* **Request**
Gather all lines in the data that hold the string "JSON".
**** Items
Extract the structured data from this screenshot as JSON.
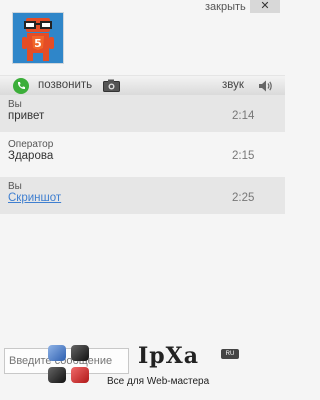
{
  "header": {
    "close_label": "закрыть",
    "close_icon": "close-icon"
  },
  "toolbar": {
    "call_label": "позвонить",
    "sound_label": "звук",
    "call_icon": "phone-icon",
    "camera_icon": "camera-icon",
    "speaker_icon": "speaker-icon"
  },
  "messages": [
    {
      "author": "Вы",
      "text": "привет",
      "time": "2:14"
    },
    {
      "author": "Оператор",
      "text": "Здарова",
      "time": "2:15"
    },
    {
      "author": "Вы",
      "text": "Скриншот",
      "time": "2:25"
    }
  ],
  "input": {
    "placeholder": "Введите сообщение"
  },
  "watermark": {
    "title": "IpXa",
    "badge": "RU",
    "subtitle": "Все для Web-мастера"
  },
  "colors": {
    "accent_link": "#3f7fd0",
    "avatar_bg": "#2f86c9",
    "html5_orange": "#e44d26"
  }
}
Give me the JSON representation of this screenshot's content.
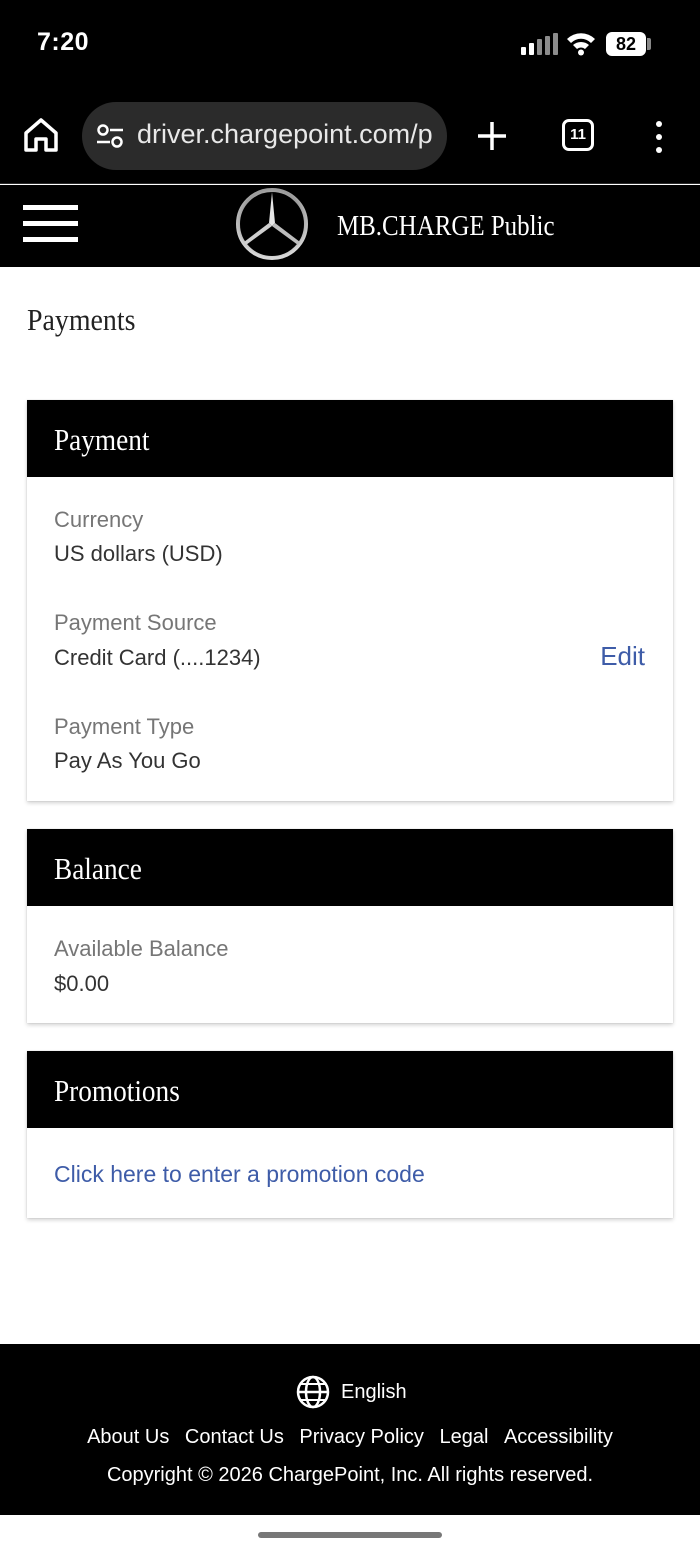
********
* **Problem solution**
Extract the structured data from this screenshot as JSON.
Give me the JSON representation of this screenshot's content.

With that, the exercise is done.